[Assigned task]
In the listing below, which lines contain the string "Ermessen"? Copy them all.

[Records shown]
==============================

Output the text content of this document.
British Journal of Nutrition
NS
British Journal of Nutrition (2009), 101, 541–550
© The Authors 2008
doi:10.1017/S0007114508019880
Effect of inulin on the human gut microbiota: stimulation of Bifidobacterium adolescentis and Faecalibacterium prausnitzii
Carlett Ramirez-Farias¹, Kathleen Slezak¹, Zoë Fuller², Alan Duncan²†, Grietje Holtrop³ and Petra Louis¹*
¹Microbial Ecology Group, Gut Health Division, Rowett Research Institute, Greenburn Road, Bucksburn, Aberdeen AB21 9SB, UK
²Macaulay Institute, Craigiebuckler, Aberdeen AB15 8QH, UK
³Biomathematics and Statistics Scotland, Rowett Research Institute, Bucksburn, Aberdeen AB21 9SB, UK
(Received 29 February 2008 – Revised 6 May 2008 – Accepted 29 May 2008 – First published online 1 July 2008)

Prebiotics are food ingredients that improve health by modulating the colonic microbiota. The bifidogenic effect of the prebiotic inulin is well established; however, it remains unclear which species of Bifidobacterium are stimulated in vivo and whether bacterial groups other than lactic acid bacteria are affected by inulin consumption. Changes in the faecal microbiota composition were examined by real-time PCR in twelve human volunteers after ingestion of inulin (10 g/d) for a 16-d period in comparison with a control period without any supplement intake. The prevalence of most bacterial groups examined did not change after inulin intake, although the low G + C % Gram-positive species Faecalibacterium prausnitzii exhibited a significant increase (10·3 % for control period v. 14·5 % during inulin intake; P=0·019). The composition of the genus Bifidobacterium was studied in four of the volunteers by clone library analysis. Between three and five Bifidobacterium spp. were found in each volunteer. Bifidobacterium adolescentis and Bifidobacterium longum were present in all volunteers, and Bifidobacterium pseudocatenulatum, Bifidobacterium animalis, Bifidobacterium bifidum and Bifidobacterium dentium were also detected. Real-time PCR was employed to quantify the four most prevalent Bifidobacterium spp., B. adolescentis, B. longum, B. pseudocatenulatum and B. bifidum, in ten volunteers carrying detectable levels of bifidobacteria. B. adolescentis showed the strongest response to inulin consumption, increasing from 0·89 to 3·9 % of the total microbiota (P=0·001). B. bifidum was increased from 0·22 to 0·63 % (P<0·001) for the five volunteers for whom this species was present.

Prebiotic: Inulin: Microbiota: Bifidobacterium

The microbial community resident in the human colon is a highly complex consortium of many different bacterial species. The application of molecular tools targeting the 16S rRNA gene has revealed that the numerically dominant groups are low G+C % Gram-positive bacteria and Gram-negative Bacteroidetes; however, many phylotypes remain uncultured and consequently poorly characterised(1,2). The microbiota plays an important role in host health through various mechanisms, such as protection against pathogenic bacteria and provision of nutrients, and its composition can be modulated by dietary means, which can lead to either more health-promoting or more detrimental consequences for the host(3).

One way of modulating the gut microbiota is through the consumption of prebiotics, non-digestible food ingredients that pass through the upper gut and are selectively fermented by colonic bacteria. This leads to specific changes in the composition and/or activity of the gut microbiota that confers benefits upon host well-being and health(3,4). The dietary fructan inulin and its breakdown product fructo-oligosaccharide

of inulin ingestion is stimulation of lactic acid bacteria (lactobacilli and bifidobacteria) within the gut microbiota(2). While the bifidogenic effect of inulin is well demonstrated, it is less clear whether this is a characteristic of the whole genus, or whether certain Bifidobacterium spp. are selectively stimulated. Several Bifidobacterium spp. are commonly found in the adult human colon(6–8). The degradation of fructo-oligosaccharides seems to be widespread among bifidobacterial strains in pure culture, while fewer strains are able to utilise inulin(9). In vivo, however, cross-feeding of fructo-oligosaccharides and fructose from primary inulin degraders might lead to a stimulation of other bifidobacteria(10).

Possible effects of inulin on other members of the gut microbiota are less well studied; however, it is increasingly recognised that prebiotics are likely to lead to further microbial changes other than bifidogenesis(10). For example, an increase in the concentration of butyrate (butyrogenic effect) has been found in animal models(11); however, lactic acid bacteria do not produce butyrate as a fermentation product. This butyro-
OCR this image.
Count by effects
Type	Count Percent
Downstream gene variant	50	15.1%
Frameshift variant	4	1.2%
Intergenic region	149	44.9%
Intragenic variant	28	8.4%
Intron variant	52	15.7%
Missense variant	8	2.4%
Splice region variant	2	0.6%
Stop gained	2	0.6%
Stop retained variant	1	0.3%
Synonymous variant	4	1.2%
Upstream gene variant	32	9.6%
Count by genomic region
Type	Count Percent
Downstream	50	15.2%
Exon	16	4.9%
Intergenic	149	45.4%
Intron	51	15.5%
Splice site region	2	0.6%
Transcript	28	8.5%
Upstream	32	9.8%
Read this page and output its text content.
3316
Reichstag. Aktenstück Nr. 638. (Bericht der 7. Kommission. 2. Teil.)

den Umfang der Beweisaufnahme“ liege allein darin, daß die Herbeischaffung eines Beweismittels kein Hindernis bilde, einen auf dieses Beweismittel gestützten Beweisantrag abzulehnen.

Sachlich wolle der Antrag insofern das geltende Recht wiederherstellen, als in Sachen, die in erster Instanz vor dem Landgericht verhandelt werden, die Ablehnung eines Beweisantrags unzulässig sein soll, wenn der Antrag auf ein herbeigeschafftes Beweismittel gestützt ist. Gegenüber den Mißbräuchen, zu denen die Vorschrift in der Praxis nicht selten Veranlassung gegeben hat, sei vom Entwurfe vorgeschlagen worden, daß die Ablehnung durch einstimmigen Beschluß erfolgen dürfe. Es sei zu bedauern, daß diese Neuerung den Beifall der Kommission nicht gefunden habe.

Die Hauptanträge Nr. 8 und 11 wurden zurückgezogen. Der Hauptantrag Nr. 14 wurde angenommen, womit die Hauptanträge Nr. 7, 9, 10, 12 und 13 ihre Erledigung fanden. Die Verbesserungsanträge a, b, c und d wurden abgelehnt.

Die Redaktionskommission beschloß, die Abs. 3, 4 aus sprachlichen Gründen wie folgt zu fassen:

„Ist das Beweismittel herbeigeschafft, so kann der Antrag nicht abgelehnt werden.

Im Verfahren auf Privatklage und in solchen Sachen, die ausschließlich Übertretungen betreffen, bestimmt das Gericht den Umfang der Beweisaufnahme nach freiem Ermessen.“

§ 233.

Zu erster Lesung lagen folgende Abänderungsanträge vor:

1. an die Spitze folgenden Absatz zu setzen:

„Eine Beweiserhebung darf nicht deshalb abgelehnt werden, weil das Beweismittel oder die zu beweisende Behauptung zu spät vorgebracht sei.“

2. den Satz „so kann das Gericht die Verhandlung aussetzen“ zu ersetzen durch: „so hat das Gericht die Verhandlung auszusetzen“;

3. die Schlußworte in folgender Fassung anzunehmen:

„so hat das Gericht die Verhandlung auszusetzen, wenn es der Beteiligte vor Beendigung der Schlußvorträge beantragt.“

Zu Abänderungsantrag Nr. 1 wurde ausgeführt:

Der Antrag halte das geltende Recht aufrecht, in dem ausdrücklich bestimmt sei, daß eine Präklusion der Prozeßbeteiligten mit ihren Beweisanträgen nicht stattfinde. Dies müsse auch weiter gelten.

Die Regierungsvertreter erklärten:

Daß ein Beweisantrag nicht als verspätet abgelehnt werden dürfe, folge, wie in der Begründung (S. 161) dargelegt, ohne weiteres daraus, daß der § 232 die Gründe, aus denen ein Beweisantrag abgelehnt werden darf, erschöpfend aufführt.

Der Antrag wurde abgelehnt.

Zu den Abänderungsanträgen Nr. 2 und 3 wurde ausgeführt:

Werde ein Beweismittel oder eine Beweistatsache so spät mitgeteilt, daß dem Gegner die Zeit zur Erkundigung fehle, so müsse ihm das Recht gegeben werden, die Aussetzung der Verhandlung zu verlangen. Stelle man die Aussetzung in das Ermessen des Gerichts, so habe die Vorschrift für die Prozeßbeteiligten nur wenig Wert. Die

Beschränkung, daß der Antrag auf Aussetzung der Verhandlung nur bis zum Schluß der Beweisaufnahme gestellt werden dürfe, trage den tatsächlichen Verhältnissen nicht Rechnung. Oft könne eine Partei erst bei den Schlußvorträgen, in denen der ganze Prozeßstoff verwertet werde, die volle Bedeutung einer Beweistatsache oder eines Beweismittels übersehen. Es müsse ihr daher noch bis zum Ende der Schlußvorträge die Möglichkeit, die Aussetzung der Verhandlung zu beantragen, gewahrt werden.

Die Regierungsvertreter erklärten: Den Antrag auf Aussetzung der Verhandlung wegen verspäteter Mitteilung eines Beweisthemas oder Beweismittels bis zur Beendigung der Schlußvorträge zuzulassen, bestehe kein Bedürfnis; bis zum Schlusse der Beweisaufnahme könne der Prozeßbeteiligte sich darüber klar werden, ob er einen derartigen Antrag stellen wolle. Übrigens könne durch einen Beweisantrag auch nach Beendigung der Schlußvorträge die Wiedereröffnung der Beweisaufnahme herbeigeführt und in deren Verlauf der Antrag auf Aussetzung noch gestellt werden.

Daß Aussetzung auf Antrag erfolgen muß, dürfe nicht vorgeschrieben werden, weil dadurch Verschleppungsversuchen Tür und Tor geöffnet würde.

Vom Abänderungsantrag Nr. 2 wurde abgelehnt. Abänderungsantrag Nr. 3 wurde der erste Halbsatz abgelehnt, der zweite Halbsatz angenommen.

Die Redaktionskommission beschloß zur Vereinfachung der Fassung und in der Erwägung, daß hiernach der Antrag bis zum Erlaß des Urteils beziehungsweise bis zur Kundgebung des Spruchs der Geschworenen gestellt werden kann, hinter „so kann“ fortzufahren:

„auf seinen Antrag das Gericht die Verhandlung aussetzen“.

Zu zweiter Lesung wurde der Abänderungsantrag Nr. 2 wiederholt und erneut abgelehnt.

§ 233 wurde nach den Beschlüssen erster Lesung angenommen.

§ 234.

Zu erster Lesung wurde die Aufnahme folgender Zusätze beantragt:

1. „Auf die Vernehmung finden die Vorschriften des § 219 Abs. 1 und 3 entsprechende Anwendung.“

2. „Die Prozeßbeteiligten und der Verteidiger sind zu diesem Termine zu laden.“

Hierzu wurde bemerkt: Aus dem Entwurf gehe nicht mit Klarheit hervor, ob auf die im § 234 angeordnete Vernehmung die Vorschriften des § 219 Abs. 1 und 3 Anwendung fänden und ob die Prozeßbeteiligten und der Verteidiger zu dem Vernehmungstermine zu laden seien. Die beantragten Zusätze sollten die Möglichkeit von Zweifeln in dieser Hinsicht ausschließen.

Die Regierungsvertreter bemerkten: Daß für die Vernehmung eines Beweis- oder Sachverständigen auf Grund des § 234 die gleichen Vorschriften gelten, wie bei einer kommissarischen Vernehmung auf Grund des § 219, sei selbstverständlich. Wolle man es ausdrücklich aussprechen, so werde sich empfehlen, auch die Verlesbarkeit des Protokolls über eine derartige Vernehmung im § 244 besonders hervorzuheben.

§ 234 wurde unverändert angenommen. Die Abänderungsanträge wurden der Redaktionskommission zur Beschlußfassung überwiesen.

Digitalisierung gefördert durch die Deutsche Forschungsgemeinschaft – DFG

==============================

[Result for this task]
Im Verfahren auf Privatklage und in solchen Sachen, die ausschließlich Übertretungen betreffen, bestimmt das Gericht den Umfang der Beweisaufnahme nach freiem Ermessen.“
Werde ein Beweismittel oder eine Beweistatsache so spät mitgeteilt, daß dem Gegner die Zeit zur Erkundigung fehle, so müsse ihm das Recht gegeben werden, die Aussetzung der Verhandlung zu verlangen. Stelle man die Aussetzung in das Ermessen des Gerichts, so habe die Vorschrift für die Prozeßbeteiligten nur wenig Wert. Die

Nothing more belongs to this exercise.